**The exercise:** Repeat the records verbatim and leave the pictures out of your copy.

**Listing:**
▬▬▬▬▬▬▬▬▬▬

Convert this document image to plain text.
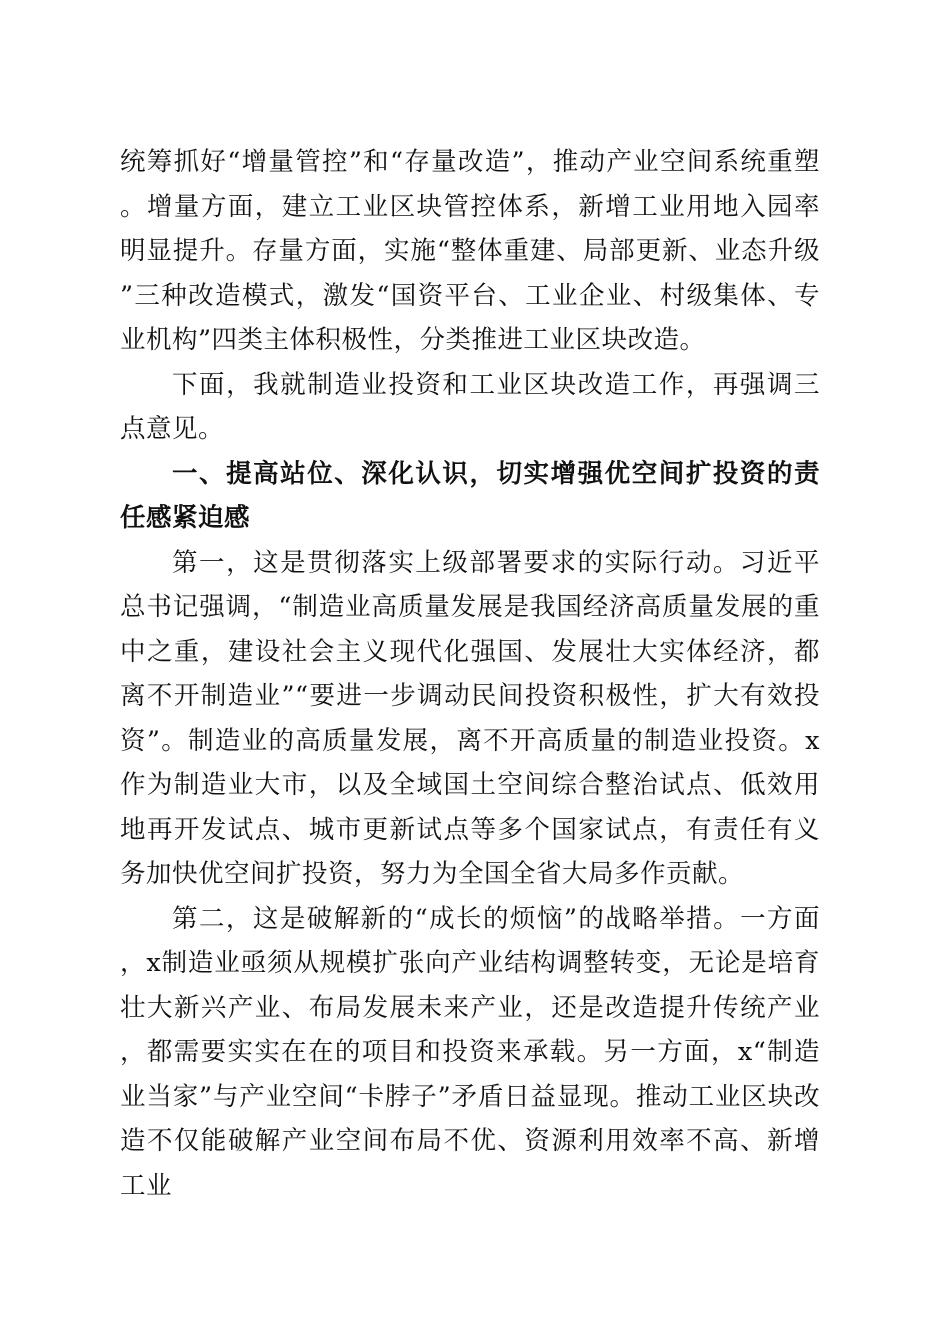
统筹抓好“增量管控”和“存量改造”，推动产业空间系统重塑。增量方面，建立工业区块管控体系，新增工业用地入园率明显提升。存量方面，实施“整体重建、局部更新、业态升级”三种改造模式，激发“国资平台、工业企业、村级集体、专业机构”四类主体积极性，分类推进工业区块改造。

下面，我就制造业投资和工业区块改造工作，再强调三点意见。

一、提高站位、深化认识，切实增强优空间扩投资的责任感紧迫感

第一，这是贯彻落实上级部署要求的实际行动。习近平总书记强调，“制造业高质量发展是我国经济高质量发展的重中之重，建设社会主义现代化强国、发展壮大实体经济，都离不开制造业”“要进一步调动民间投资积极性，扩大有效投资”。制造业的高质量发展，离不开高质量的制造业投资。x作为制造业大市，以及全域国土空间综合整治试点、低效用地再开发试点、城市更新试点等多个国家试点，有责任有义务加快优空间扩投资，努力为全国全省大局多作贡献。

第二，这是破解新的“成长的烦恼”的战略举措。一方面，x制造业亟须从规模扩张向产业结构调整转变，无论是培育壮大新兴产业、布局发展未来产业，还是改造提升传统产业，都需要实实在在的项目和投资来承载。另一方面，x“制造业当家”与产业空间“卡脖子”矛盾日益显现。推动工业区块改造不仅能破解产业空间布局不优、资源利用效率不高、新增工业
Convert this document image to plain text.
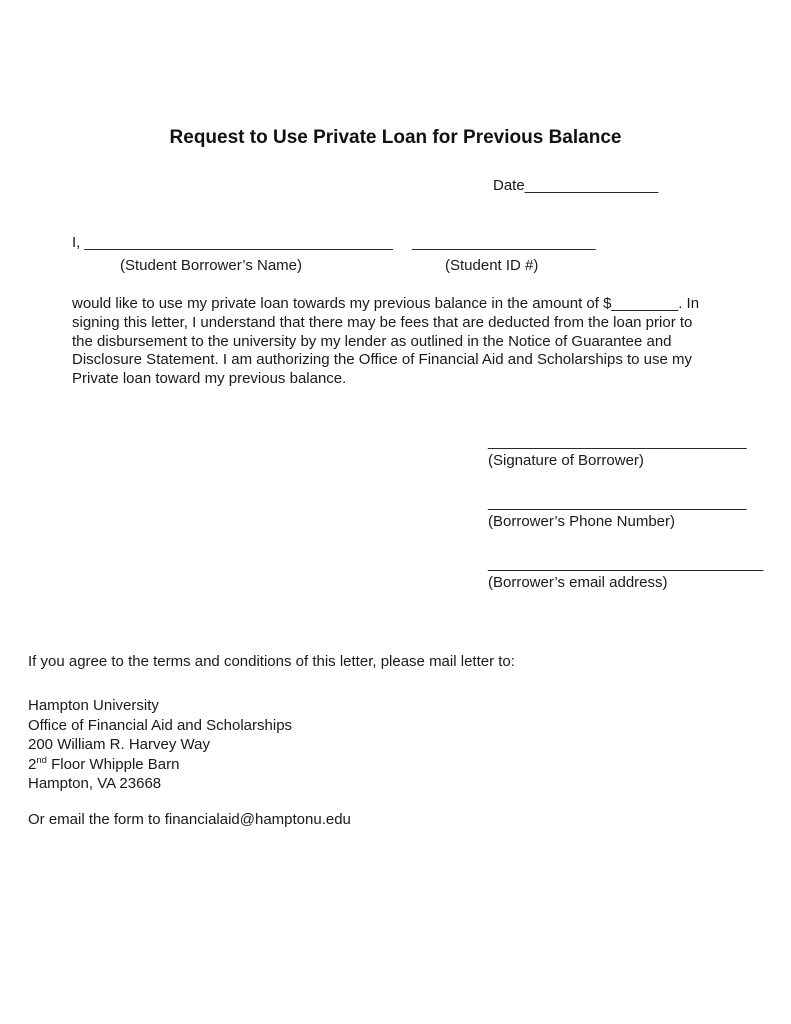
Request to Use Private Loan for Previous Balance
Date________________
I, _____________________________________ ______________________
(Student Borrower’s Name)	(Student ID #)
would like to use my private loan towards my previous balance in the amount of $________. In
signing this letter, I understand that there may be fees that are deducted from the loan prior to
the disbursement to the university by my lender as outlined in the Notice of Guarantee and
Disclosure Statement. I am authorizing the Office of Financial Aid and Scholarships to use my
Private loan toward my previous balance.
_______________________________
(Signature of Borrower)
_______________________________
(Borrower’s Phone Number)
_________________________________
(Borrower’s email address)
If you agree to the terms and conditions of this letter, please mail letter to:
Hampton University
Office of Financial Aid and Scholarships
200 William R. Harvey Way
2nd Floor Whipple Barn
Hampton, VA 23668
Or email the form to financialaid@hamptonu.edu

▬▬▬▬▬▬▬▬▬▬

**Output for this exercise:**
Convert this document image to plain text.
统筹抓好“增量管控”和“存量改造”，推动产业空间系统重塑。增量方面，建立工业区块管控体系，新增工业用地入园率明显提升。存量方面，实施“整体重建、局部更新、业态升级”三种改造模式，激发“国资平台、工业企业、村级集体、专业机构”四类主体积极性，分类推进工业区块改造。

下面，我就制造业投资和工业区块改造工作，再强调三点意见。

一、提高站位、深化认识，切实增强优空间扩投资的责任感紧迫感

第一，这是贯彻落实上级部署要求的实际行动。习近平总书记强调，“制造业高质量发展是我国经济高质量发展的重中之重，建设社会主义现代化强国、发展壮大实体经济，都离不开制造业”“要进一步调动民间投资积极性，扩大有效投资”。制造业的高质量发展，离不开高质量的制造业投资。x作为制造业大市，以及全域国土空间综合整治试点、低效用地再开发试点、城市更新试点等多个国家试点，有责任有义务加快优空间扩投资，努力为全国全省大局多作贡献。

第二，这是破解新的“成长的烦恼”的战略举措。一方面，x制造业亟须从规模扩张向产业结构调整转变，无论是培育壮大新兴产业、布局发展未来产业，还是改造提升传统产业，都需要实实在在的项目和投资来承载。另一方面，x“制造业当家”与产业空间“卡脖子”矛盾日益显现。推动工业区块改造不仅能破解产业空间布局不优、资源利用效率不高、新增工业
Convert this document image to plain text.
Request to Use Private Loan for Previous Balance
Date________________
I, _____________________________________ ______________________
(Student Borrower’s Name)	(Student ID #)
would like to use my private loan towards my previous balance in the amount of $________. In
signing this letter, I understand that there may be fees that are deducted from the loan prior to
the disbursement to the university by my lender as outlined in the Notice of Guarantee and
Disclosure Statement. I am authorizing the Office of Financial Aid and Scholarships to use my
Private loan toward my previous balance.
_______________________________
(Signature of Borrower)
_______________________________
(Borrower’s Phone Number)
_________________________________
(Borrower’s email address)
If you agree to the terms and conditions of this letter, please mail letter to:
Hampton University
Office of Financial Aid and Scholarships
200 William R. Harvey Way
2nd Floor Whipple Barn
Hampton, VA 23668
Or email the form to financialaid@hamptonu.edu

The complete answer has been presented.